Instruction:
From the entries that follow, pick out all lines holding "工程勘察设计收费管理规定".

....

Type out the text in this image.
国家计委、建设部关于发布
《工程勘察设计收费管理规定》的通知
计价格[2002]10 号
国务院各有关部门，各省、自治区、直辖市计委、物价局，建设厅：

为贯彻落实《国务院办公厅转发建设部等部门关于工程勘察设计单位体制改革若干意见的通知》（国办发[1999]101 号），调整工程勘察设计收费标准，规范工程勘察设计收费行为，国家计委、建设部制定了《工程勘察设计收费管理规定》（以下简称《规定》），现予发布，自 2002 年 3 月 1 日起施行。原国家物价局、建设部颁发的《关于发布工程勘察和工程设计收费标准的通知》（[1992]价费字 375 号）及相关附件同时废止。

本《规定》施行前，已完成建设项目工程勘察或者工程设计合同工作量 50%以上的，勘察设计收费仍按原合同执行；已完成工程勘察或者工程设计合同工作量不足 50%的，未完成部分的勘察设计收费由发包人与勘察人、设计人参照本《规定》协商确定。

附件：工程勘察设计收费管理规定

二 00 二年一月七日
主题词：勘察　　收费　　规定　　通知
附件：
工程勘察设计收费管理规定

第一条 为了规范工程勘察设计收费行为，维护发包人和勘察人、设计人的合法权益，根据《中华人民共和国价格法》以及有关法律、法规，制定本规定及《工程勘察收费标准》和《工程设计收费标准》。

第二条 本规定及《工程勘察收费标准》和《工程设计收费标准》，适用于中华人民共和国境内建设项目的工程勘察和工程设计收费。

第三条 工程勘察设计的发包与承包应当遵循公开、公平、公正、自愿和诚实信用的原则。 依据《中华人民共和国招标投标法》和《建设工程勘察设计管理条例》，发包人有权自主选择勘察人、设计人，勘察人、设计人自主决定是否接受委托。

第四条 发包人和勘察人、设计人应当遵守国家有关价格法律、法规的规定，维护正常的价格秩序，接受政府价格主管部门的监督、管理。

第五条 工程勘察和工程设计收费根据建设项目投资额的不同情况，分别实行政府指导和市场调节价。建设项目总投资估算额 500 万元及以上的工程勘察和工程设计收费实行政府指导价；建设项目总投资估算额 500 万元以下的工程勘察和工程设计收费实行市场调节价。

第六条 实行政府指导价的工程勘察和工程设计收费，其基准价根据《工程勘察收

....

Exercise solution:
《工程勘察设计收费管理规定》的通知
为贯彻落实《国务院办公厅转发建设部等部门关于工程勘察设计单位体制改革若干意见的通知》（国办发[1999]101 号），调整工程勘察设计收费标准，规范工程勘察设计收费行为，国家计委、建设部制定了《工程勘察设计收费管理规定》（以下简称《规定》），现予发布，自 2002 年 3 月 1 日起施行。原国家物价局、建设部颁发的《关于发布工程勘察和工程设计收费标准的通知》（[1992]价费字 375 号）及相关附件同时废止。
附件：工程勘察设计收费管理规定
工程勘察设计收费管理规定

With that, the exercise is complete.